"""
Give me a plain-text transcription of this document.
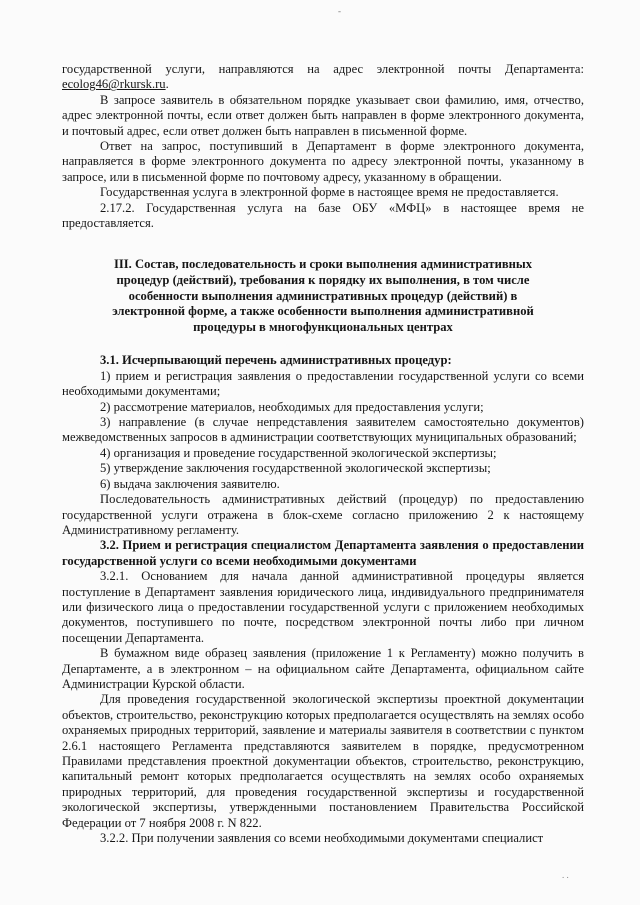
-

государственной услуги, направляются на адрес электронной почты Департамента: ecolog46@rkursk.ru.

В запросе заявитель в обязательном порядке указывает свои фамилию, имя, отчество, адрес электронной почты, если ответ должен быть направлен в форме электронного документа, и почтовый адрес, если ответ должен быть направлен в письменной форме.

Ответ на запрос, поступивший в Департамент в форме электронного документа, направляется в форме электронного документа по адресу электронной почты, указанному в запросе, или в письменной форме по почтовому адресу, указанному в обращении.

Государственная услуга в электронной форме в настоящее время не предоставляется.

2.17.2. Государственная услуга на базе ОБУ «МФЦ» в настоящее время не предоставляется.

III. Состав, последовательность и сроки выполнения административных процедур (действий), требования к порядку их выполнения, в том числе особенности выполнения административных процедур (действий) в электронной форме, а также особенности выполнения административной процедуры в многофункциональных центрах

3.1. Исчерпывающий перечень административных процедур:

1) прием и регистрация заявления о предоставлении государственной услуги со всеми необходимыми документами;

2) рассмотрение материалов, необходимых для предоставления услуги;

3) направление (в случае непредставления заявителем самостоятельно документов) межведомственных запросов в администрации соответствующих муниципальных образований;

4) организация и проведение государственной экологической экспертизы;

5) утверждение заключения государственной экологической экспертизы;

6) выдача заключения заявителю.

Последовательность административных действий (процедур) по предоставлению государственной услуги отражена в блок-схеме согласно приложению 2 к настоящему Административному регламенту.

3.2. Прием и регистрация специалистом Департамента заявления о предоставлении государственной услуги со всеми необходимыми документами

3.2.1. Основанием для начала данной административной процедуры является поступление в Департамент заявления юридического лица, индивидуального предпринимателя или физического лица о предоставлении государственной услуги с приложением необходимых документов, поступившего по почте, посредством электронной почты либо при личном посещении Департамента.

В бумажном виде образец заявления (приложение 1 к Регламенту) можно получить в Департаменте, а в электронном – на официальном сайте Департамента, официальном сайте Администрации Курской области.

Для проведения государственной экологической экспертизы проектной документации объектов, строительство, реконструкцию которых предполагается осуществлять на землях особо охраняемых природных территорий, заявление и материалы заявителя в соответствии с пунктом 2.6.1 настоящего Регламента представляются заявителем в порядке, предусмотренном Правилами представления проектной документации объектов, строительство, реконструкцию, капитальный ремонт которых предполагается осуществлять на землях особо охраняемых природных территорий, для проведения государственной экспертизы и государственной экологической экспертизы, утвержденными постановлением Правительства Российской Федерации от 7 ноября 2008 г. N 822.

3.2.2. При получении заявления со всеми необходимыми документами специалист

. .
"""
■ What to work on
In the records above, locate every line with the string "Государственная" and copy it.

■ The reply
Государственная услуга в электронной форме в настоящее время не предоставляется.
2.17.2. Государственная услуга на базе ОБУ «МФЦ» в настоящее время не предоставляется.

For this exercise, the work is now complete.